## Begin Given records

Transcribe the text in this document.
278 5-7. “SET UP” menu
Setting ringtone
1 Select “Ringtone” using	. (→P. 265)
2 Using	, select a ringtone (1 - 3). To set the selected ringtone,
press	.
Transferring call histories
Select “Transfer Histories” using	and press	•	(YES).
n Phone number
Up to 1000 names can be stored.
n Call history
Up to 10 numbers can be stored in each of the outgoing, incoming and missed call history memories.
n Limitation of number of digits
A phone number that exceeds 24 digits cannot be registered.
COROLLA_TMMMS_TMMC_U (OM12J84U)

## End Given records

== Exercise objective ==
Using the data above, repeat every line exactly.

== Answer to this task ==
Transcribe the text in this document.
278 5-7. “SET UP” menu
Setting ringtone
1 Select “Ringtone” using	. (→P. 265)
2 Using	, select a ringtone (1 - 3). To set the selected ringtone,
press	.
Transferring call histories
Select “Transfer Histories” using	and press	•	(YES).
n Phone number
Up to 1000 names can be stored.
n Call history
Up to 10 numbers can be stored in each of the outgoing, incoming and missed call history memories.
n Limitation of number of digits
A phone number that exceeds 24 digits cannot be registered.
COROLLA_TMMMS_TMMC_U (OM12J84U)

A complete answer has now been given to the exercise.